Stated task: The records below are to be repeated in full, exactly as they are.

── Given records

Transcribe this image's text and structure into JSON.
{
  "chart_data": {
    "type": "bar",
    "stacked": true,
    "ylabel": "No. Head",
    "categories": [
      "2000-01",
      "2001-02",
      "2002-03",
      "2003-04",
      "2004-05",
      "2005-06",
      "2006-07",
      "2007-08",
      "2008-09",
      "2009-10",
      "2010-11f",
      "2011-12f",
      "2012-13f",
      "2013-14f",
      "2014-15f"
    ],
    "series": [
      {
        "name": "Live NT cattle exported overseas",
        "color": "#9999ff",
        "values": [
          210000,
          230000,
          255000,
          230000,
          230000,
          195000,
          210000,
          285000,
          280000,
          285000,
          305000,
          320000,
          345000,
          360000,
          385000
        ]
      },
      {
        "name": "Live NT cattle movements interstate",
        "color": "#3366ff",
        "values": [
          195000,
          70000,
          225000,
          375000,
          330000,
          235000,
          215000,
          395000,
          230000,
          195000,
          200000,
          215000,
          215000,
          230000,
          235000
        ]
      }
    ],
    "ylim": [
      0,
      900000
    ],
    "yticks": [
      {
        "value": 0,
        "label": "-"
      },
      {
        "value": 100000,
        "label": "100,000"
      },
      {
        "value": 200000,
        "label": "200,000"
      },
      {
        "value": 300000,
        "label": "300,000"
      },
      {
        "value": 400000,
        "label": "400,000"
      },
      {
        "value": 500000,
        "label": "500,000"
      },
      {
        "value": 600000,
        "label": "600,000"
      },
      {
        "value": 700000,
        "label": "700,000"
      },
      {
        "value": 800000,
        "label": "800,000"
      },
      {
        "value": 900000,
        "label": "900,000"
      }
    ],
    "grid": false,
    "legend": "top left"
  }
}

────

Task output:
Transcribe this image's text and structure into JSON.
{
  "chart_data": {
    "type": "bar",
    "stacked": true,
    "ylabel": "No. Head",
    "categories": [
      "2000-01",
      "2001-02",
      "2002-03",
      "2003-04",
      "2004-05",
      "2005-06",
      "2006-07",
      "2007-08",
      "2008-09",
      "2009-10",
      "2010-11f",
      "2011-12f",
      "2012-13f",
      "2013-14f",
      "2014-15f"
    ],
    "series": [
      {
        "name": "Live NT cattle exported overseas",
        "color": "#9999ff",
        "values": [
          210000,
          230000,
          255000,
          230000,
          230000,
          195000,
          210000,
          285000,
          280000,
          285000,
          305000,
          320000,
          345000,
          360000,
          385000
        ]
      },
      {
        "name": "Live NT cattle movements interstate",
        "color": "#3366ff",
        "values": [
          195000,
          70000,
          225000,
          375000,
          330000,
          235000,
          215000,
          395000,
          230000,
          195000,
          200000,
          215000,
          215000,
          230000,
          235000
        ]
      }
    ],
    "ylim": [
      0,
      900000
    ],
    "yticks": [
      {
        "value": 0,
        "label": "-"
      },
      {
        "value": 100000,
        "label": "100,000"
      },
      {
        "value": 200000,
        "label": "200,000"
      },
      {
        "value": 300000,
        "label": "300,000"
      },
      {
        "value": 400000,
        "label": "400,000"
      },
      {
        "value": 500000,
        "label": "500,000"
      },
      {
        "value": 600000,
        "label": "600,000"
      },
      {
        "value": 700000,
        "label": "700,000"
      },
      {
        "value": 800000,
        "label": "800,000"
      },
      {
        "value": 900000,
        "label": "900,000"
      }
    ],
    "grid": false,
    "legend": "top left"
  }
}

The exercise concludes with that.